▸ Task statement: Write the material out again exactly as it stands.
┌─ Data listing
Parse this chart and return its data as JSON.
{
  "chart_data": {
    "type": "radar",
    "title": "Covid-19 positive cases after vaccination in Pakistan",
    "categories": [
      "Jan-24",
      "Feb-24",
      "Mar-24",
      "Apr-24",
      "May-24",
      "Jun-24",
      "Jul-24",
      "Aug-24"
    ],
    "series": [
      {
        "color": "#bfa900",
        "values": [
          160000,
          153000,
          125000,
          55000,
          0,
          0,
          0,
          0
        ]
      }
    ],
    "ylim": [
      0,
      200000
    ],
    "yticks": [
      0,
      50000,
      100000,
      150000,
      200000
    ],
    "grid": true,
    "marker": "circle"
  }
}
└─
▸ Exercise solution:
Parse this chart and return its data as JSON.
{
  "chart_data": {
    "type": "radar",
    "title": "Covid-19 positive cases after vaccination in Pakistan",
    "categories": [
      "Jan-24",
      "Feb-24",
      "Mar-24",
      "Apr-24",
      "May-24",
      "Jun-24",
      "Jul-24",
      "Aug-24"
    ],
    "series": [
      {
        "color": "#bfa900",
        "values": [
          160000,
          153000,
          125000,
          55000,
          0,
          0,
          0,
          0
        ]
      }
    ],
    "ylim": [
      0,
      200000
    ],
    "yticks": [
      0,
      50000,
      100000,
      150000,
      200000
    ],
    "grid": true,
    "marker": "circle"
  }
}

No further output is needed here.